Reproduce the records below in full and without edits, omitting images.
───── Task inputs ─────
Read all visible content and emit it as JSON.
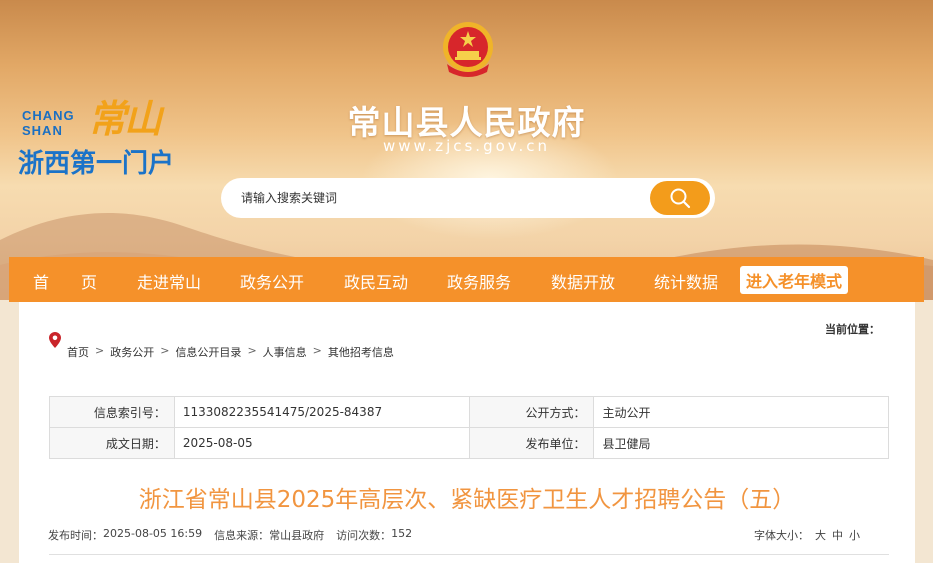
{
  "header": {
    "site_title": "常山县人民政府",
    "site_url": "www.zjcs.gov.cn",
    "logo_en_line1": "CHANG",
    "logo_en_line2": "SHAN",
    "logo_cn": "常山",
    "logo_slogan": "浙西第一门户",
    "emblem_icon": "national-emblem-icon"
  },
  "search": {
    "placeholder": "请输入搜索关键词",
    "icon": "search-icon"
  },
  "nav": {
    "items": [
      "首　　页",
      "走进常山",
      "政务公开",
      "政民互动",
      "政务服务",
      "数据开放",
      "统计数据"
    ],
    "elder_mode": "进入老年模式",
    "color": "#f5912a"
  },
  "breadcrumb": {
    "current_label": "当前位置：",
    "items": [
      "首页",
      "政务公开",
      "信息公开目录",
      "人事信息",
      "其他招考信息"
    ],
    "separator": ">"
  },
  "info": {
    "index_label": "信息索引号：",
    "index_value": "1133082235541475/2025-84387",
    "method_label": "公开方式：",
    "method_value": "主动公开",
    "date_label": "成文日期：",
    "date_value": "2025-08-05",
    "unit_label": "发布单位：",
    "unit_value": "县卫健局"
  },
  "article": {
    "title": "浙江省常山县2025年高层次、紧缺医疗卫生人才招聘公告（五）",
    "publish_label": "发布时间：",
    "publish_value": "2025-08-05 16:59",
    "source_label": "信息来源：",
    "source_value": "常山县政府",
    "visits_label": "访问次数：",
    "visits_value": "152",
    "fontsize_label": "字体大小：",
    "fontsize_large": "大",
    "fontsize_medium": "中",
    "fontsize_small": "小",
    "title_color": "#f19540"
  }
}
─────
- _Completed task_:
Read all visible content and emit it as JSON.
{
  "header": {
    "site_title": "常山县人民政府",
    "site_url": "www.zjcs.gov.cn",
    "logo_en_line1": "CHANG",
    "logo_en_line2": "SHAN",
    "logo_cn": "常山",
    "logo_slogan": "浙西第一门户",
    "emblem_icon": "national-emblem-icon"
  },
  "search": {
    "placeholder": "请输入搜索关键词",
    "icon": "search-icon"
  },
  "nav": {
    "items": [
      "首　　页",
      "走进常山",
      "政务公开",
      "政民互动",
      "政务服务",
      "数据开放",
      "统计数据"
    ],
    "elder_mode": "进入老年模式",
    "color": "#f5912a"
  },
  "breadcrumb": {
    "current_label": "当前位置：",
    "items": [
      "首页",
      "政务公开",
      "信息公开目录",
      "人事信息",
      "其他招考信息"
    ],
    "separator": ">"
  },
  "info": {
    "index_label": "信息索引号：",
    "index_value": "1133082235541475/2025-84387",
    "method_label": "公开方式：",
    "method_value": "主动公开",
    "date_label": "成文日期：",
    "date_value": "2025-08-05",
    "unit_label": "发布单位：",
    "unit_value": "县卫健局"
  },
  "article": {
    "title": "浙江省常山县2025年高层次、紧缺医疗卫生人才招聘公告（五）",
    "publish_label": "发布时间：",
    "publish_value": "2025-08-05 16:59",
    "source_label": "信息来源：",
    "source_value": "常山县政府",
    "visits_label": "访问次数：",
    "visits_value": "152",
    "fontsize_label": "字体大小：",
    "fontsize_large": "大",
    "fontsize_medium": "中",
    "fontsize_small": "小",
    "title_color": "#f19540"
  }
}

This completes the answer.